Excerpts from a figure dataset
────────

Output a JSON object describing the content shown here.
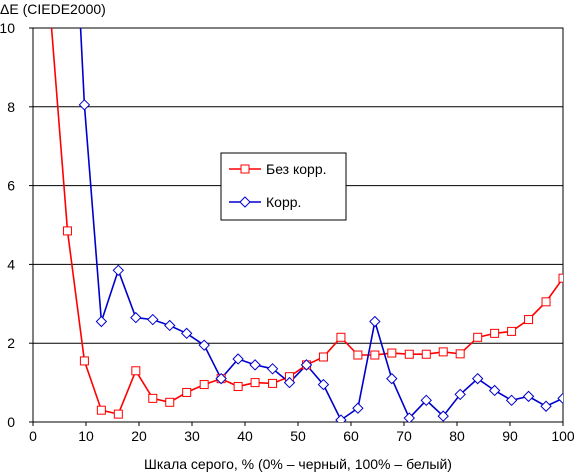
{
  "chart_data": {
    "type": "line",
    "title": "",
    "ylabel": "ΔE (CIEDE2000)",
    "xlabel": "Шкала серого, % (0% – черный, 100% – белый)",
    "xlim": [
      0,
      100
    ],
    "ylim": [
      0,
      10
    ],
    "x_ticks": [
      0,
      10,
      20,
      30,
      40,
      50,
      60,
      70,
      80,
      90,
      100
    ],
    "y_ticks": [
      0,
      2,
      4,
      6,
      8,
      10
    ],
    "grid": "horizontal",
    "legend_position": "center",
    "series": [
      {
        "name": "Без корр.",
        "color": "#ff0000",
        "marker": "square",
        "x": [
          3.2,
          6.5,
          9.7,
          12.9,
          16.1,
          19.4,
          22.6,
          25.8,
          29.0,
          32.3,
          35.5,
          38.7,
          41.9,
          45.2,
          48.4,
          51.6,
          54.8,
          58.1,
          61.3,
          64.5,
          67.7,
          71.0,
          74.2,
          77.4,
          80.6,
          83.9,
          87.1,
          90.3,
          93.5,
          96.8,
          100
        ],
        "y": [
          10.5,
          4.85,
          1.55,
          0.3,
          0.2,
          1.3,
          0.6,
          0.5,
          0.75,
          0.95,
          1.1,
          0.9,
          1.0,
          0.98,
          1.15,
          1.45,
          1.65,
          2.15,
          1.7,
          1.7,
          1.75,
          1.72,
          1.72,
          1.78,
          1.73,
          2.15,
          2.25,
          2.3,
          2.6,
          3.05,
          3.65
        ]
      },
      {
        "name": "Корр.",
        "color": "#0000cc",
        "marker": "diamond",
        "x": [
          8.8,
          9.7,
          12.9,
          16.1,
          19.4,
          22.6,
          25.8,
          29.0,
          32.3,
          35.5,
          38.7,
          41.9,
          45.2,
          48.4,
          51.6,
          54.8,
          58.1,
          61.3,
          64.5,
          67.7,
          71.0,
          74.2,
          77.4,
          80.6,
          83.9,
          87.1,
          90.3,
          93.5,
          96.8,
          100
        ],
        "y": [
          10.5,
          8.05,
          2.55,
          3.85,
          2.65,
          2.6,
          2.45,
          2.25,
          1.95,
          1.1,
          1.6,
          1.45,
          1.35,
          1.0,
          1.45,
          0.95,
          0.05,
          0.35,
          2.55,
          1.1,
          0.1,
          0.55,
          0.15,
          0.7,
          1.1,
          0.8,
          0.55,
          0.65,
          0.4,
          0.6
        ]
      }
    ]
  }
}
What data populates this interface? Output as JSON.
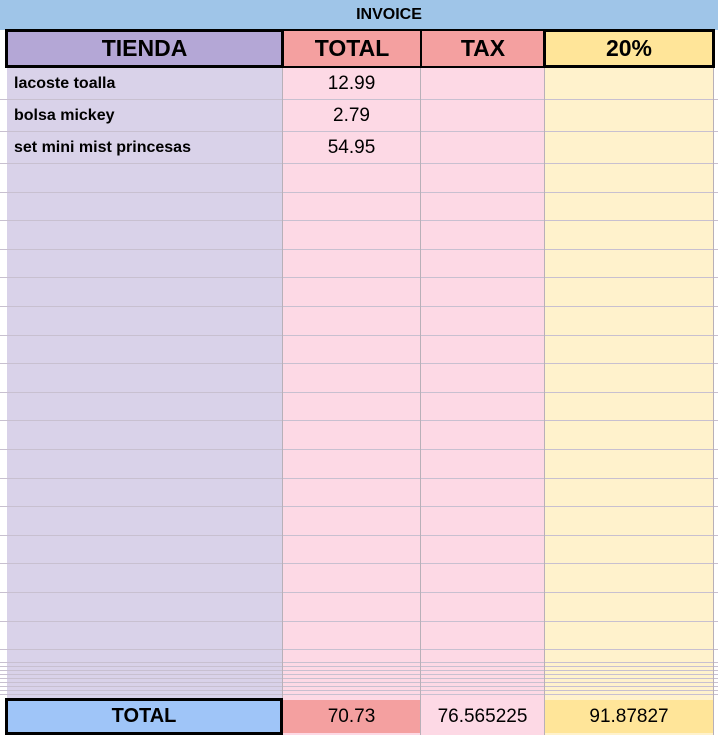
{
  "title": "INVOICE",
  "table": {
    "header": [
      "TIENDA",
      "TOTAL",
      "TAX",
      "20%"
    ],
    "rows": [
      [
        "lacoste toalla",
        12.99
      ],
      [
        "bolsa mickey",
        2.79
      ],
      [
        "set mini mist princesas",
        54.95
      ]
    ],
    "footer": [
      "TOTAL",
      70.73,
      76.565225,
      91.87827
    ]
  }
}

────────

Starting from the line where "What data populates" appears, copy every line through the end of the material, both ends included, but no pictures.

What data populates this interface? Output as JSON.
{
  "title": "INVOICE",
  "table": {
    "header": [
      "TIENDA",
      "TOTAL",
      "TAX",
      "20%"
    ],
    "rows": [
      [
        "lacoste toalla",
        12.99
      ],
      [
        "bolsa mickey",
        2.79
      ],
      [
        "set mini mist princesas",
        54.95
      ]
    ],
    "footer": [
      "TOTAL",
      70.73,
      76.565225,
      91.87827
    ]
  }
}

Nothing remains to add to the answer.